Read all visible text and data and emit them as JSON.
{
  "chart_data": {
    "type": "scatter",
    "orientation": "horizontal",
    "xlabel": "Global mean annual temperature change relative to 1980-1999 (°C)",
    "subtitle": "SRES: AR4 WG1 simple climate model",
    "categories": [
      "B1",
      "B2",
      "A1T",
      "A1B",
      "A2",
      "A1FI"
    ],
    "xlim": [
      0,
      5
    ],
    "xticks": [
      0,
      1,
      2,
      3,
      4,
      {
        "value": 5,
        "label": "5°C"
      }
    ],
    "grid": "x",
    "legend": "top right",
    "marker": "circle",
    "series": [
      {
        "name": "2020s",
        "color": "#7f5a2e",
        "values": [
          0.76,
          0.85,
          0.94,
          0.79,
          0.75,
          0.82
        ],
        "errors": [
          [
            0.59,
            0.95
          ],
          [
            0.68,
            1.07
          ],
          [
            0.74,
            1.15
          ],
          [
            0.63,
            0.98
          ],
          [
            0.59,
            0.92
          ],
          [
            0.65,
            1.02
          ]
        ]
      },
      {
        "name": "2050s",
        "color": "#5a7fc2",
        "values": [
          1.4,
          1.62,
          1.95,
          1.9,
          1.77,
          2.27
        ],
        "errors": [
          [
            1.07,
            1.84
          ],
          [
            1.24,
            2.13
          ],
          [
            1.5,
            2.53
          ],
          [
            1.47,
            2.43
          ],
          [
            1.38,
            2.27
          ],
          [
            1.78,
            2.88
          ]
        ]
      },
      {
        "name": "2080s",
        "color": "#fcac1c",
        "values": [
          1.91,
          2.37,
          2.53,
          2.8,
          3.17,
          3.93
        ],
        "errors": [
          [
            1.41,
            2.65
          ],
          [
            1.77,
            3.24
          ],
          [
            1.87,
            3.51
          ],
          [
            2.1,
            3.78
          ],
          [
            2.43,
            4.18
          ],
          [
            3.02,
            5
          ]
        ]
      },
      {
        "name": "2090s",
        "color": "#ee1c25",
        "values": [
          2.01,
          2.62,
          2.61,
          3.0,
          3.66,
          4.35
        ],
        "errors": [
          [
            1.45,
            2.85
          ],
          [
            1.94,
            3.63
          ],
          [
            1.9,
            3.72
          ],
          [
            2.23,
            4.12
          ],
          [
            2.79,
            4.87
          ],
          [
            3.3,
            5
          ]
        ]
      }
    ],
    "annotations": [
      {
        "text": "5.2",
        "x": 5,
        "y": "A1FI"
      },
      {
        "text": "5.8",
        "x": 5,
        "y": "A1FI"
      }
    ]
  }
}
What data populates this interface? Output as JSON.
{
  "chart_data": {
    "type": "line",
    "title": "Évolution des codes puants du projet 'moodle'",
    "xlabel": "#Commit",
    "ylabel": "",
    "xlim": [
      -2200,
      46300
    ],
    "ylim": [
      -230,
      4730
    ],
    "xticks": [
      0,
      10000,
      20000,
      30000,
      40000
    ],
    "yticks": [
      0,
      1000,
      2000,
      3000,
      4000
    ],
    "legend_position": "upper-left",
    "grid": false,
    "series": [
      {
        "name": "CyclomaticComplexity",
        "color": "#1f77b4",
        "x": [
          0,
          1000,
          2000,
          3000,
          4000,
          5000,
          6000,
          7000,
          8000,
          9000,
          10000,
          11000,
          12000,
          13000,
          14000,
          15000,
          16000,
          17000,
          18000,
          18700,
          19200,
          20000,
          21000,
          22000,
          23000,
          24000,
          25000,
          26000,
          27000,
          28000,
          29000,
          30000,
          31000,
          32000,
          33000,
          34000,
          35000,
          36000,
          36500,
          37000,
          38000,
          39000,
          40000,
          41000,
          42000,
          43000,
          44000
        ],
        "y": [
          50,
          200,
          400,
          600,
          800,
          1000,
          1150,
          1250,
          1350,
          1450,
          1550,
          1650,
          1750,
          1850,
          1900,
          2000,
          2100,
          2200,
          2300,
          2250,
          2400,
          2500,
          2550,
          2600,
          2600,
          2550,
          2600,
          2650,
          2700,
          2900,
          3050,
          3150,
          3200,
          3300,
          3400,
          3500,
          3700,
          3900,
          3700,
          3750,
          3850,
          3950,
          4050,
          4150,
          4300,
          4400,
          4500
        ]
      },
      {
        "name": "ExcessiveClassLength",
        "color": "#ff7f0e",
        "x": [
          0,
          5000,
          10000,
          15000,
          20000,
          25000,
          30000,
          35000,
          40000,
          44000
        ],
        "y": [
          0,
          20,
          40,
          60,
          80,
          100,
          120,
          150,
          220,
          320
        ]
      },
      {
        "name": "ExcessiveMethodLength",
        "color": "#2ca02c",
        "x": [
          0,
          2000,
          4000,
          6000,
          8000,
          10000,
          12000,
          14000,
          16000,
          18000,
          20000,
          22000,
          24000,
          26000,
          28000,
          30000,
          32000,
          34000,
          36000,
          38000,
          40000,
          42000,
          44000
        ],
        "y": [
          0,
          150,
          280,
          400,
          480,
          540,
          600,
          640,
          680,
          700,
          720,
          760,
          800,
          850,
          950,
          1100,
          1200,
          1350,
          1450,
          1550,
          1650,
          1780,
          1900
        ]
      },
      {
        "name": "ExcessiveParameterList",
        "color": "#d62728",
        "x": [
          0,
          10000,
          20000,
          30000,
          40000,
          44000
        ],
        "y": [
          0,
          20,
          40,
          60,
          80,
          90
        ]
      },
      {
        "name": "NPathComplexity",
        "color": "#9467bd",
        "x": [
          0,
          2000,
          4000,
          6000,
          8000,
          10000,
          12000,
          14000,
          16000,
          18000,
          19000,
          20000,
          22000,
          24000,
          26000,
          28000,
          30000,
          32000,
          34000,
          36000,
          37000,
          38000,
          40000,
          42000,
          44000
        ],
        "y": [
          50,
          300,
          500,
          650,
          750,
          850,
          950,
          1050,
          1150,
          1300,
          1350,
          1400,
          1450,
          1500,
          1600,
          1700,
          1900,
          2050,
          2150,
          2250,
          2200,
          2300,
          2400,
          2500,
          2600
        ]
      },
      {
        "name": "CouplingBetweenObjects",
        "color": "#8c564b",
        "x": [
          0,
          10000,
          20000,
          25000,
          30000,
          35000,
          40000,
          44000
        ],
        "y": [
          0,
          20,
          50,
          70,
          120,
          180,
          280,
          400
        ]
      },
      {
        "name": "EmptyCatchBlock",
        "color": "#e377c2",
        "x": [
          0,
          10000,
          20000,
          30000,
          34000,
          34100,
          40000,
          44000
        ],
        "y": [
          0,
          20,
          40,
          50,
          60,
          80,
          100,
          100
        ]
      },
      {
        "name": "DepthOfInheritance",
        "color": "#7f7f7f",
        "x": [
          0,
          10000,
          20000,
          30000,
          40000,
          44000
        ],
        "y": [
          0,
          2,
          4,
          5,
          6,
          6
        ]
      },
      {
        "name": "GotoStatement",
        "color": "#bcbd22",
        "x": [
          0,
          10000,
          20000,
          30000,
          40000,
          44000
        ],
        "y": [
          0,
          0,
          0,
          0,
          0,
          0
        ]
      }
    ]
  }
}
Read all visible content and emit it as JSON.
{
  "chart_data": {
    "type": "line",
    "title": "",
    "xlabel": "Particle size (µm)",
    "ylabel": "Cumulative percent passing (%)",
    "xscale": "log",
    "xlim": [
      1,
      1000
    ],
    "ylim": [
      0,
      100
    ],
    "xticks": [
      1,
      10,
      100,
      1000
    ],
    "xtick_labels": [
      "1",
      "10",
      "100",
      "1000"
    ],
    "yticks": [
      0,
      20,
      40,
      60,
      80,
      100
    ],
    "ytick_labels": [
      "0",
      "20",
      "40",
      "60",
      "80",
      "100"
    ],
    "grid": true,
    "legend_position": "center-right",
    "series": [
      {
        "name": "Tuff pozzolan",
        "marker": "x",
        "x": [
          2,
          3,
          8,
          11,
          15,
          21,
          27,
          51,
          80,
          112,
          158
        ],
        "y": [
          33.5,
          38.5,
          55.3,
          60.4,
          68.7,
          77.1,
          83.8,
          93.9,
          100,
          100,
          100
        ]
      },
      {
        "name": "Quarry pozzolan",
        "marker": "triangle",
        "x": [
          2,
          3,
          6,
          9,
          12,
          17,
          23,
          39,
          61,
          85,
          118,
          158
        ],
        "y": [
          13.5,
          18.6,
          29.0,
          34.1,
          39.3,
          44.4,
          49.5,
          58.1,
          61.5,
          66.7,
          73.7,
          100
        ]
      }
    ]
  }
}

◆ ◆ ◆

**INSTRUCTION:**
Gather up every line in the data above that contains the word "visible", copying each one.

**OUTPUT BELOW:**
Read all visible text and data and emit them as JSON.
Read all visible content and emit it as JSON.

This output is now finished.